▶ [DO THIS]
Extract all records. Keep each one exact.

Extracted data entries
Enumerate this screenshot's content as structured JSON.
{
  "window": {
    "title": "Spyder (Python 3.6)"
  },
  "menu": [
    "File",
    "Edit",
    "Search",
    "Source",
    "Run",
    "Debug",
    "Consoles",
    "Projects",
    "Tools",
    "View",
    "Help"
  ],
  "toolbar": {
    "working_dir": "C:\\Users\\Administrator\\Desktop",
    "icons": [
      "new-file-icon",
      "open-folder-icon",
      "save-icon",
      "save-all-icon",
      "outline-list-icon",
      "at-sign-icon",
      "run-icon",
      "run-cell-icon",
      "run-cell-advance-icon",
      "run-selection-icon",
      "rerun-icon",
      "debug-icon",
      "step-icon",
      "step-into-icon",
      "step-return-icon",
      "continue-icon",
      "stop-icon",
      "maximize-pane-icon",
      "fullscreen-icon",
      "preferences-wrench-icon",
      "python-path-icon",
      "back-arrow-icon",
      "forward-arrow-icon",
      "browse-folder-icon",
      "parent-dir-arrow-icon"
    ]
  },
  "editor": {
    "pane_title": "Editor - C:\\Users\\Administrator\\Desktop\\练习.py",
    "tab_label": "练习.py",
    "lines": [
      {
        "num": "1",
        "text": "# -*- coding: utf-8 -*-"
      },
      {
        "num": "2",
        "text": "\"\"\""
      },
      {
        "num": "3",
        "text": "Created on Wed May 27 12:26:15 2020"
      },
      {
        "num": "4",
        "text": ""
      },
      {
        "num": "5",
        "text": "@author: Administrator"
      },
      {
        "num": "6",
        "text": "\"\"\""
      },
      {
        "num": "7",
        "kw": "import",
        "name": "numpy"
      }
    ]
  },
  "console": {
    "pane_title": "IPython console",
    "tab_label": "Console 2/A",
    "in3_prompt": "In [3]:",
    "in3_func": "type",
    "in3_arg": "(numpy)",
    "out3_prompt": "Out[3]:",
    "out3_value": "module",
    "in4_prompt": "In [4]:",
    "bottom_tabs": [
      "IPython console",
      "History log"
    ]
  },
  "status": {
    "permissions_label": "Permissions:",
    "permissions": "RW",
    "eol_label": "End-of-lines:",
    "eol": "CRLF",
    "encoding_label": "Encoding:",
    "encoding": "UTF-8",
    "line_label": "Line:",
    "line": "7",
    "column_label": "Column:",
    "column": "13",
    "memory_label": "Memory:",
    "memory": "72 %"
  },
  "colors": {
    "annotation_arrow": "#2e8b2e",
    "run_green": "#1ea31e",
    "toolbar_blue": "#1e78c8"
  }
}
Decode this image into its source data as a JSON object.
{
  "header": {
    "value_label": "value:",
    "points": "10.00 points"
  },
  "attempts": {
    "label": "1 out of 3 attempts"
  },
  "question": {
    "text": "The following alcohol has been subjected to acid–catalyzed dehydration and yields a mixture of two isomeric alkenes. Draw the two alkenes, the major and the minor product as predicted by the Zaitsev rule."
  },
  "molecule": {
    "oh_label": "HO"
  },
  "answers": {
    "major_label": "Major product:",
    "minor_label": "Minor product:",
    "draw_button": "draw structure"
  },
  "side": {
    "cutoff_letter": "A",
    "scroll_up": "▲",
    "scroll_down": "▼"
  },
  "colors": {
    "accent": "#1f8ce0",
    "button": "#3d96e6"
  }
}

▶ [CORRECT OUTPUT]
Enumerate this screenshot's content as structured JSON.
{
  "window": {
    "title": "Spyder (Python 3.6)"
  },
  "menu": [
    "File",
    "Edit",
    "Search",
    "Source",
    "Run",
    "Debug",
    "Consoles",
    "Projects",
    "Tools",
    "View",
    "Help"
  ],
  "toolbar": {
    "working_dir": "C:\\Users\\Administrator\\Desktop",
    "icons": [
      "new-file-icon",
      "open-folder-icon",
      "save-icon",
      "save-all-icon",
      "outline-list-icon",
      "at-sign-icon",
      "run-icon",
      "run-cell-icon",
      "run-cell-advance-icon",
      "run-selection-icon",
      "rerun-icon",
      "debug-icon",
      "step-icon",
      "step-into-icon",
      "step-return-icon",
      "continue-icon",
      "stop-icon",
      "maximize-pane-icon",
      "fullscreen-icon",
      "preferences-wrench-icon",
      "python-path-icon",
      "back-arrow-icon",
      "forward-arrow-icon",
      "browse-folder-icon",
      "parent-dir-arrow-icon"
    ]
  },
  "editor": {
    "pane_title": "Editor - C:\\Users\\Administrator\\Desktop\\练习.py",
    "tab_label": "练习.py",
    "lines": [
      {
        "num": "1",
        "text": "# -*- coding: utf-8 -*-"
      },
      {
        "num": "2",
        "text": "\"\"\""
      },
      {
        "num": "3",
        "text": "Created on Wed May 27 12:26:15 2020"
      },
      {
        "num": "4",
        "text": ""
      },
      {
        "num": "5",
        "text": "@author: Administrator"
      },
      {
        "num": "6",
        "text": "\"\"\""
      },
      {
        "num": "7",
        "kw": "import",
        "name": "numpy"
      }
    ]
  },
  "console": {
    "pane_title": "IPython console",
    "tab_label": "Console 2/A",
    "in3_prompt": "In [3]:",
    "in3_func": "type",
    "in3_arg": "(numpy)",
    "out3_prompt": "Out[3]:",
    "out3_value": "module",
    "in4_prompt": "In [4]:",
    "bottom_tabs": [
      "IPython console",
      "History log"
    ]
  },
  "status": {
    "permissions_label": "Permissions:",
    "permissions": "RW",
    "eol_label": "End-of-lines:",
    "eol": "CRLF",
    "encoding_label": "Encoding:",
    "encoding": "UTF-8",
    "line_label": "Line:",
    "line": "7",
    "column_label": "Column:",
    "column": "13",
    "memory_label": "Memory:",
    "memory": "72 %"
  },
  "colors": {
    "annotation_arrow": "#2e8b2e",
    "run_green": "#1ea31e",
    "toolbar_blue": "#1e78c8"
  }
}
Decode this image into its source data as a JSON object.
{
  "header": {
    "value_label": "value:",
    "points": "10.00 points"
  },
  "attempts": {
    "label": "1 out of 3 attempts"
  },
  "question": {
    "text": "The following alcohol has been subjected to acid–catalyzed dehydration and yields a mixture of two isomeric alkenes. Draw the two alkenes, the major and the minor product as predicted by the Zaitsev rule."
  },
  "molecule": {
    "oh_label": "HO"
  },
  "answers": {
    "major_label": "Major product:",
    "minor_label": "Minor product:",
    "draw_button": "draw structure"
  },
  "side": {
    "cutoff_letter": "A",
    "scroll_up": "▲",
    "scroll_down": "▼"
  },
  "colors": {
    "accent": "#1f8ce0",
    "button": "#3d96e6"
  }
}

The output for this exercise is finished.